Written problem:
Skip the images. Copy the records exactly as written.
>> start Source records
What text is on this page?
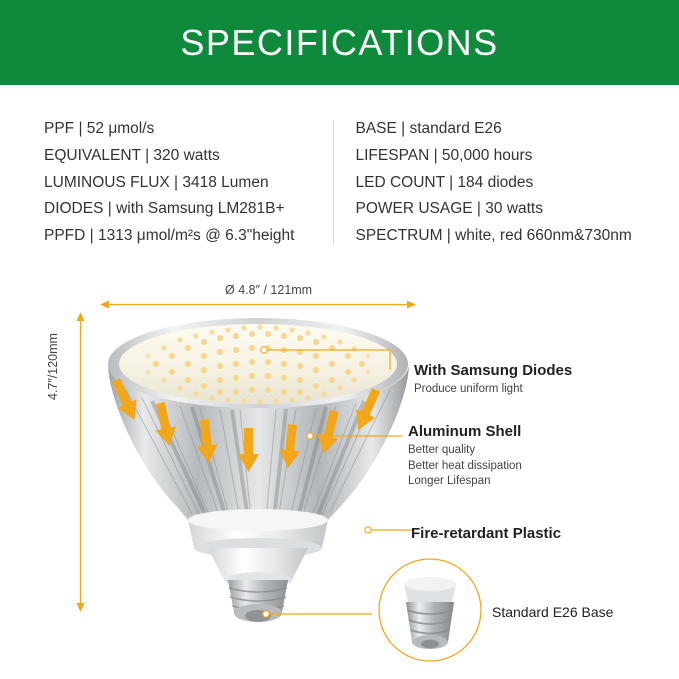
SPECIFICATIONS
PPF | 52 μmol/s
EQUIVALENT | 320 watts
LUMINOUS FLUX | 3418 Lumen
DIODES | with Samsung LM281B+
PPFD | 1313 μmol/m²s @ 6.3"height
BASE | standard E26
LIFESPAN | 50,000 hours
LED COUNT | 184 diodes
POWER USAGE | 30 watts
SPECTRUM | white, red 660nm&730nm
Ø 4.8″ / 121mm
4.7″/120mm	With Samsung Diodes

Produce uniform light

Aluminum Shell

Better quality

Better heat dissipation

Longer Lifespan

Fire-retardant Plastic

Standard E26 Base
>> end Source records
Answer to the problem:
What text is on this page?
SPECIFICATIONS
PPF | 52 μmol/s
EQUIVALENT | 320 watts
LUMINOUS FLUX | 3418 Lumen
DIODES | with Samsung LM281B+
PPFD | 1313 μmol/m²s @ 6.3"height
BASE | standard E26
LIFESPAN | 50,000 hours
LED COUNT | 184 diodes
POWER USAGE | 30 watts
SPECTRUM | white, red 660nm&730nm
Ø 4.8″ / 121mm
4.7″/120mm	With Samsung Diodes

Produce uniform light

Aluminum Shell

Better quality

Better heat dissipation

Longer Lifespan

Fire-retardant Plastic

Standard E26 Base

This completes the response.